Extracted data entries
::::::::

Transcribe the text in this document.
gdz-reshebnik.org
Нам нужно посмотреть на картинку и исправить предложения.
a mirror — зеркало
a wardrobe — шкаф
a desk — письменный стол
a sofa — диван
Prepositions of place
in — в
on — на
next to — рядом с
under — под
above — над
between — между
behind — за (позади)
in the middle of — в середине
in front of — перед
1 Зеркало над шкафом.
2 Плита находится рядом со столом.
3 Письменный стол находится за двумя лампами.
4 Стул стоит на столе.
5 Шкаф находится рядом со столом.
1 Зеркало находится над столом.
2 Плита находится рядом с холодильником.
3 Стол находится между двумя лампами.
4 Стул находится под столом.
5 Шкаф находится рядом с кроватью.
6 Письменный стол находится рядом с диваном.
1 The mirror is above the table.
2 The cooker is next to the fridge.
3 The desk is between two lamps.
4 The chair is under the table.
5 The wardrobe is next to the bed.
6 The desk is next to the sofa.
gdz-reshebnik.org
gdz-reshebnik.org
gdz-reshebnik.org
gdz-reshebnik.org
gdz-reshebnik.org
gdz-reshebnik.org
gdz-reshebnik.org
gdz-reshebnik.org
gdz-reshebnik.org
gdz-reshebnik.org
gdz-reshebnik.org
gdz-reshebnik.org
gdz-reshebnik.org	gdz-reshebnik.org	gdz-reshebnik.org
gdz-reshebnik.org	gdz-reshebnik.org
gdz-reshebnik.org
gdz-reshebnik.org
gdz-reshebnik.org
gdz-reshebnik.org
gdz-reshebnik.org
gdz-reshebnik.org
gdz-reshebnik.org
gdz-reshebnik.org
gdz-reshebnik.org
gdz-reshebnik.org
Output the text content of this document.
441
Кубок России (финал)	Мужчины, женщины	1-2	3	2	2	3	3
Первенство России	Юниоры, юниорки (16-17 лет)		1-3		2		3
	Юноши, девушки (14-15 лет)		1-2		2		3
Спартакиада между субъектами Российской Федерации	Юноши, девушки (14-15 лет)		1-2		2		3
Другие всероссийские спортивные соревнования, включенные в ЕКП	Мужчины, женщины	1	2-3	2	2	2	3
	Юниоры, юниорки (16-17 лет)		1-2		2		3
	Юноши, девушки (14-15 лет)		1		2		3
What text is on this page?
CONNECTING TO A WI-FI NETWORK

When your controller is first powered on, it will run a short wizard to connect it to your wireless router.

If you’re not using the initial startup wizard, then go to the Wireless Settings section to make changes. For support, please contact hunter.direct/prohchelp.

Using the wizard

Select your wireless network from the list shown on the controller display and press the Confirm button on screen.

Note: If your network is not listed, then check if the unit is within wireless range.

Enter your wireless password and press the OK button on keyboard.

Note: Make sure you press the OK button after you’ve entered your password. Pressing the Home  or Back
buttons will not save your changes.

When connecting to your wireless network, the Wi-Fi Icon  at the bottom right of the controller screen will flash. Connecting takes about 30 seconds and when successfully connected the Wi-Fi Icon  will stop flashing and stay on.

::::::::

§ WHAT THE TASK ASKS: Copy each line of the records that contains the word "next".

§ REPLY:
next to — рядом с
2 The cooker is next to the fridge.
5 The wardrobe is next to the bed.
6 The desk is next to the sofa.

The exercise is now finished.